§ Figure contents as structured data
* * * * * * *

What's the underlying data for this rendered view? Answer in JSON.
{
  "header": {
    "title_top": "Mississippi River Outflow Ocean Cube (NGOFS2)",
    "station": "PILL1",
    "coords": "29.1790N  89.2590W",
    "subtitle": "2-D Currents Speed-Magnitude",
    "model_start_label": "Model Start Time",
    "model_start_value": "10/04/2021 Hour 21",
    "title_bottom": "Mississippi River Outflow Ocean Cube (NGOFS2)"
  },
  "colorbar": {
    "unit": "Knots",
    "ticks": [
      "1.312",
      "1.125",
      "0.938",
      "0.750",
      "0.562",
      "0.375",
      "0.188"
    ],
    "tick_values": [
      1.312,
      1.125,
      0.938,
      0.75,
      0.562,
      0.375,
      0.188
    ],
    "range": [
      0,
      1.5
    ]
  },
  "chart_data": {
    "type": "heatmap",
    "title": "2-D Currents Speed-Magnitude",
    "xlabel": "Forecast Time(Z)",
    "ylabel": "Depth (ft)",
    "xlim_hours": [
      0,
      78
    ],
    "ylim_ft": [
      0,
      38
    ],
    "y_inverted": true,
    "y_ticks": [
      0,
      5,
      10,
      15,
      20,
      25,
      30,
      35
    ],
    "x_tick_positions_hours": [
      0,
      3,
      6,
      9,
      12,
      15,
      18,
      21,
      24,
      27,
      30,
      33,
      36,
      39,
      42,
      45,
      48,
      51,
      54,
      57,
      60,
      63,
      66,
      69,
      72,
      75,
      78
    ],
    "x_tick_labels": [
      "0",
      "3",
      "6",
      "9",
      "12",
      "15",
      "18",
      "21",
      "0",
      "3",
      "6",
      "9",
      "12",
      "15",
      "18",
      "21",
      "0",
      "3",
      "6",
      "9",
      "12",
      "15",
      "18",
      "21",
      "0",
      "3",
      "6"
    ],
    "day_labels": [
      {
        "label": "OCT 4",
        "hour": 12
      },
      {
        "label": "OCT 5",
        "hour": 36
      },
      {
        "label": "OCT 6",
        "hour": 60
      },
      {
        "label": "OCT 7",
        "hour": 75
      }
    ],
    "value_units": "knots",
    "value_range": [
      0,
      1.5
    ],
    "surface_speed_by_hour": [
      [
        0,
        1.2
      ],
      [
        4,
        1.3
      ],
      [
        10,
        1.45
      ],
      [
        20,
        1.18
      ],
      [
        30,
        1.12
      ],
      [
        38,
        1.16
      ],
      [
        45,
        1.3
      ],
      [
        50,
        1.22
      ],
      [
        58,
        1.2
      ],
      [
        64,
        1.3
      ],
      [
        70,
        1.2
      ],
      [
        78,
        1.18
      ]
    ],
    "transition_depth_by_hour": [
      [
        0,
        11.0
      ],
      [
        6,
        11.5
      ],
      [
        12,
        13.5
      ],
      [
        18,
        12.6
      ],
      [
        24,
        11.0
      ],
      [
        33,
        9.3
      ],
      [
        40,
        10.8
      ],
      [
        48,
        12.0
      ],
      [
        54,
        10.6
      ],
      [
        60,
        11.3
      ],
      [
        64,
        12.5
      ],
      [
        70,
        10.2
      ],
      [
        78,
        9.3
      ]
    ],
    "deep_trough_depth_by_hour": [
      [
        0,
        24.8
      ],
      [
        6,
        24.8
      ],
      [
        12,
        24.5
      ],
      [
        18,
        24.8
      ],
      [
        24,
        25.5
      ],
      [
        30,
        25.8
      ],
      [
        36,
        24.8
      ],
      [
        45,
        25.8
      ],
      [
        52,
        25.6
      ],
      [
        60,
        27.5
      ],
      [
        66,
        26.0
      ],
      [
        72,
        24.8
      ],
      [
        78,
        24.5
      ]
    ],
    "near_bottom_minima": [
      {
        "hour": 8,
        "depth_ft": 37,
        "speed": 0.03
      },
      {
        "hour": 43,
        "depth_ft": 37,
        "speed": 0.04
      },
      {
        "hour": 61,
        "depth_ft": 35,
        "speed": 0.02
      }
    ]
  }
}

* * * * * * *

Search the records for the word "Ocean". Copy every line that has it.

§ Result for this task
    "title_top": "Mississippi River Outflow Ocean Cube (NGOFS2)",
    "title_bottom": "Mississippi River Outflow Ocean Cube (NGOFS2)"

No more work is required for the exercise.